TASK STATEMENT:
Identify all lines of the data containing the string "Dale" and copy them.

SOURCE MATERIAL:
## Begin

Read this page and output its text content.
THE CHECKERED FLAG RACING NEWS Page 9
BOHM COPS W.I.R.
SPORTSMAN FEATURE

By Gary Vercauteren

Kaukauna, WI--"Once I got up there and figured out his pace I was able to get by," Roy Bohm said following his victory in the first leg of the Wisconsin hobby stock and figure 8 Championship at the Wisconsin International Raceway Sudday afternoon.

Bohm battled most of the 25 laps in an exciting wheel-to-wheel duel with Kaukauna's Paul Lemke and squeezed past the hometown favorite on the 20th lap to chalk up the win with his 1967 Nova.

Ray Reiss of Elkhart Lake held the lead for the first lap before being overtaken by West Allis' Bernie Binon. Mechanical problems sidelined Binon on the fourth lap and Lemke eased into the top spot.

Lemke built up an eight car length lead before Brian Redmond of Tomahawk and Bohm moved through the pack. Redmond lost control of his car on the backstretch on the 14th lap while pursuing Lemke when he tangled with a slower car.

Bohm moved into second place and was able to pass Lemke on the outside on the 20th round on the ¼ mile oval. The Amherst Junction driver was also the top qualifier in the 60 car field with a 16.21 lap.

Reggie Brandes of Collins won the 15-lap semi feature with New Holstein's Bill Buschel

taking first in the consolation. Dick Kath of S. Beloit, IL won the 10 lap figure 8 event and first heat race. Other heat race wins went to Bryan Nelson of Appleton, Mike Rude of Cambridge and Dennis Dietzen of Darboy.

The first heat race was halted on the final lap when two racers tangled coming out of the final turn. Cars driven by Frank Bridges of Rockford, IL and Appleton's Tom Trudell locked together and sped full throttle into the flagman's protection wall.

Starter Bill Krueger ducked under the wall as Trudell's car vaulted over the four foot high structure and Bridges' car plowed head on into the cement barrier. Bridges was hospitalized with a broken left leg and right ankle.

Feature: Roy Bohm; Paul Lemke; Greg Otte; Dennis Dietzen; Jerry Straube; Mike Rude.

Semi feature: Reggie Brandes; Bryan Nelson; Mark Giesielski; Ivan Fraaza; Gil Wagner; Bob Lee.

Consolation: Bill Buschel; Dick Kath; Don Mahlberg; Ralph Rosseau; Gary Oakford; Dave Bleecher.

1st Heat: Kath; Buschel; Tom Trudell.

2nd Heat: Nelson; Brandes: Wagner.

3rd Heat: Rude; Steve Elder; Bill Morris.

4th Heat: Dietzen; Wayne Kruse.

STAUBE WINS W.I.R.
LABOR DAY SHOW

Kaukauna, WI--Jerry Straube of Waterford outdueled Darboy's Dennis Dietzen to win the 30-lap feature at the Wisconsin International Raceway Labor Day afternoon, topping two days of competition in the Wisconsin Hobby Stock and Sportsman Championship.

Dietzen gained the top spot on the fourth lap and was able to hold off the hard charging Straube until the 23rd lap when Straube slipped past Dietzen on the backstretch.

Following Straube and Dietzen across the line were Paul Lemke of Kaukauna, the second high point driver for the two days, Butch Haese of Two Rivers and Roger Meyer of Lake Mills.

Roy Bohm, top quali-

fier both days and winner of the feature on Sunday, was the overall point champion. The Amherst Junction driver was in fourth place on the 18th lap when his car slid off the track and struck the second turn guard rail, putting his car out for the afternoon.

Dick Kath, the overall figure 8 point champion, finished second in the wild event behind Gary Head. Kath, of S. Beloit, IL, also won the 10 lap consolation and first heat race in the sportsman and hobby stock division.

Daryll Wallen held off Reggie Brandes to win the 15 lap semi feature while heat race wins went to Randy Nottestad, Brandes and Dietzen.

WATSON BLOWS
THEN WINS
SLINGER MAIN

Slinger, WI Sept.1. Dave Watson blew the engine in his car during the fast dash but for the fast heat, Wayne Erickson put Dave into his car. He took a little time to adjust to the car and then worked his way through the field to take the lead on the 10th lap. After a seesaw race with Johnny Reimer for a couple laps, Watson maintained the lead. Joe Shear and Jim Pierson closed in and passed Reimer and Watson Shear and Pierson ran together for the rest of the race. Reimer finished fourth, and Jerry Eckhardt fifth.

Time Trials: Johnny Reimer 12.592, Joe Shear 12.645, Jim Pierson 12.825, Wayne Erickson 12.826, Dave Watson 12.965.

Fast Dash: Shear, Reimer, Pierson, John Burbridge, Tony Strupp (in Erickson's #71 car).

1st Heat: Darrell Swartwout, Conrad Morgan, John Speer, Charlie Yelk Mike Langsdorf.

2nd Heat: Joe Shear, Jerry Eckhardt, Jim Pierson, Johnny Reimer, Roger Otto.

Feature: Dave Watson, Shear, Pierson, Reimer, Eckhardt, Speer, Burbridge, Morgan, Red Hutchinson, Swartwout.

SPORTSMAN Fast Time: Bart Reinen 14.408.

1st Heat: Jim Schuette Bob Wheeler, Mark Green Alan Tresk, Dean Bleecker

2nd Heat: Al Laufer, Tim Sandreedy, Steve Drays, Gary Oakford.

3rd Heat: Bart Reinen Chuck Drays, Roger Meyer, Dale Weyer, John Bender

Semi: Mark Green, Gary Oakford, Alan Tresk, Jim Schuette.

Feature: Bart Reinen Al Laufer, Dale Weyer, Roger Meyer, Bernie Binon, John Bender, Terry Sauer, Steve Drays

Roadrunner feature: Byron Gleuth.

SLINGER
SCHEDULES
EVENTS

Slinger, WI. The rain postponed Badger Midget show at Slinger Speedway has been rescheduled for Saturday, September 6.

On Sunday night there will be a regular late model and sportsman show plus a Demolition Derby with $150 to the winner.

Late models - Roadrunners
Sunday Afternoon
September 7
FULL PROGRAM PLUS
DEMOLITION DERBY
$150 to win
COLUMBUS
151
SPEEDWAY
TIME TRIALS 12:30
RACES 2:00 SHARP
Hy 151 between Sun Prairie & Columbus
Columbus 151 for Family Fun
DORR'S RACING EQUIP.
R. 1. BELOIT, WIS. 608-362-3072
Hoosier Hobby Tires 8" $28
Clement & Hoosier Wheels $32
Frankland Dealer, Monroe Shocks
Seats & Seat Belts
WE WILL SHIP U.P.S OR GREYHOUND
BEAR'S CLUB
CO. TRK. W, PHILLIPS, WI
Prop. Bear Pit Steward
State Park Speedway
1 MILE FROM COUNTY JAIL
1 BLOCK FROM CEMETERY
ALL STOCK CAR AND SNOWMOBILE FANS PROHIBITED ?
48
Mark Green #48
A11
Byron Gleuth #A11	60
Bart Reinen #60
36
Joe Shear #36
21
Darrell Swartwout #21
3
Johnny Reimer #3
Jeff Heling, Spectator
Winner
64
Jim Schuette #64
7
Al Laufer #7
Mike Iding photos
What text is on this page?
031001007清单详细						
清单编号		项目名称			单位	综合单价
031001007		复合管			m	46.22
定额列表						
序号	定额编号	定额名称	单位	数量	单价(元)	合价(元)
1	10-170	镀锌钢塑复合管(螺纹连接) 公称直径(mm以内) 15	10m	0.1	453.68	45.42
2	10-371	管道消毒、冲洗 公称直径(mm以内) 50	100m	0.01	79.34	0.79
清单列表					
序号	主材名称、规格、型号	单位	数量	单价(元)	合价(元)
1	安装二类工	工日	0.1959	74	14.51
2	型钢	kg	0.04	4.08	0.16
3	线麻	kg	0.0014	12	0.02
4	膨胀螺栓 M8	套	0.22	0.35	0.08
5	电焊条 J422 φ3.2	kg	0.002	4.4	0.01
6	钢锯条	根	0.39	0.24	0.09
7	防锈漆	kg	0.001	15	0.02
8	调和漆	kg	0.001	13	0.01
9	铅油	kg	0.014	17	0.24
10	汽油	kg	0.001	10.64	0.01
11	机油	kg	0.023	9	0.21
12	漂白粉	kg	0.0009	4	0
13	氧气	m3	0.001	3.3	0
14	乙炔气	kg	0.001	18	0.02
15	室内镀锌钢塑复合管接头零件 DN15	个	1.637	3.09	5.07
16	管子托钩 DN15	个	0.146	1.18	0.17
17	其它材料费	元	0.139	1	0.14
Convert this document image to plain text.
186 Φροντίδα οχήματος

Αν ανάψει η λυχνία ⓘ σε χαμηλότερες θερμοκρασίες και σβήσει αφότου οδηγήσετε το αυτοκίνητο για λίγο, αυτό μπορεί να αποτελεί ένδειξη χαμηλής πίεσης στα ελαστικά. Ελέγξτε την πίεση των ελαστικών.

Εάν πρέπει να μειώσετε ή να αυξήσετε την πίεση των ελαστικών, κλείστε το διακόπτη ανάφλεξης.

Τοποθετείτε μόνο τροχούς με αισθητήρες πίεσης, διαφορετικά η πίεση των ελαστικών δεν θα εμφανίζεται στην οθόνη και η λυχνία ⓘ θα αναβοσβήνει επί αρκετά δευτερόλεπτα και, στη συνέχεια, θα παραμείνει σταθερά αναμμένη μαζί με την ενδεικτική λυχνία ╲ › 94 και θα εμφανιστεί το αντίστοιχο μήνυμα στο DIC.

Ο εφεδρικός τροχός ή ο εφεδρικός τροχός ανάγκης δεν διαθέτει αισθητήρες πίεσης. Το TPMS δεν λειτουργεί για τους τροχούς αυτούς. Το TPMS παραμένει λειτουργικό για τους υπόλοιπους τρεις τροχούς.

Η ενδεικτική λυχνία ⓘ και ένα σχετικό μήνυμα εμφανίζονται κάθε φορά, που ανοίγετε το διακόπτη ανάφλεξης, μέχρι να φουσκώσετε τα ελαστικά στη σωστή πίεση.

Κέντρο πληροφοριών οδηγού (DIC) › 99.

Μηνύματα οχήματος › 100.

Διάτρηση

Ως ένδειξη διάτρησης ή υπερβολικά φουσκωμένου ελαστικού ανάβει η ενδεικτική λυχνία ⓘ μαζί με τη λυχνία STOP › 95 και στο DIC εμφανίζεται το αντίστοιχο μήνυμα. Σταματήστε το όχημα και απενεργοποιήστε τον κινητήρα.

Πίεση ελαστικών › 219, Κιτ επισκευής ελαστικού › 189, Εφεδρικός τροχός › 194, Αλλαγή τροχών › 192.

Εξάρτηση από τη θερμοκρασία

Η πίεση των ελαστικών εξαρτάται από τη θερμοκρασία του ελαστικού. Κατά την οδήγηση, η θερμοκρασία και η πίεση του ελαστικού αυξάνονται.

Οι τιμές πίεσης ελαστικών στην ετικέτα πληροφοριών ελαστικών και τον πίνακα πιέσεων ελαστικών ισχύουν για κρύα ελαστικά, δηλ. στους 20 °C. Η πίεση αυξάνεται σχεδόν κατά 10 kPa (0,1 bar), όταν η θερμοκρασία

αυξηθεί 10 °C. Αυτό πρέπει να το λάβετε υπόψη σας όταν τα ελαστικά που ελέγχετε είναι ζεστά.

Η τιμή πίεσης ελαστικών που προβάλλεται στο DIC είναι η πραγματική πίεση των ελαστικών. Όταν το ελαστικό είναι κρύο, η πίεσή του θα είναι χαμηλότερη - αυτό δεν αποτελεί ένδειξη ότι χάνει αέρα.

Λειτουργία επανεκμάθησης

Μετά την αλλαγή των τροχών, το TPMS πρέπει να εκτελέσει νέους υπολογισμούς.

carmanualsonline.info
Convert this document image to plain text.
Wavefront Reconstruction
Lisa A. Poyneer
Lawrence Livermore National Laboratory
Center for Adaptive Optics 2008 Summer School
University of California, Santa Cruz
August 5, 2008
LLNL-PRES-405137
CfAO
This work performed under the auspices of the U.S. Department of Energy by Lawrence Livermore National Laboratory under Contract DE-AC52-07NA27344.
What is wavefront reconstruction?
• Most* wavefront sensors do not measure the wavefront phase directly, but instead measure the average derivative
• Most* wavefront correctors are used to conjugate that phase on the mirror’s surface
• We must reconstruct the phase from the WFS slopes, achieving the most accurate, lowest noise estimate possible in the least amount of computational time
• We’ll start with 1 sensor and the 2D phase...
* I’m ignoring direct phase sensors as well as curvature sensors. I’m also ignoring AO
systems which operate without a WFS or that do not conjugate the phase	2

## End

SOLUTION TO THE PROBLEM:
3rd Heat: Bart Reinen Chuck Drays, Roger Meyer, Dale Weyer, John Bender
Feature: Bart Reinen Al Laufer, Dale Weyer, Roger Meyer, Bernie Binon, John Bender, Terry Sauer, Steve Drays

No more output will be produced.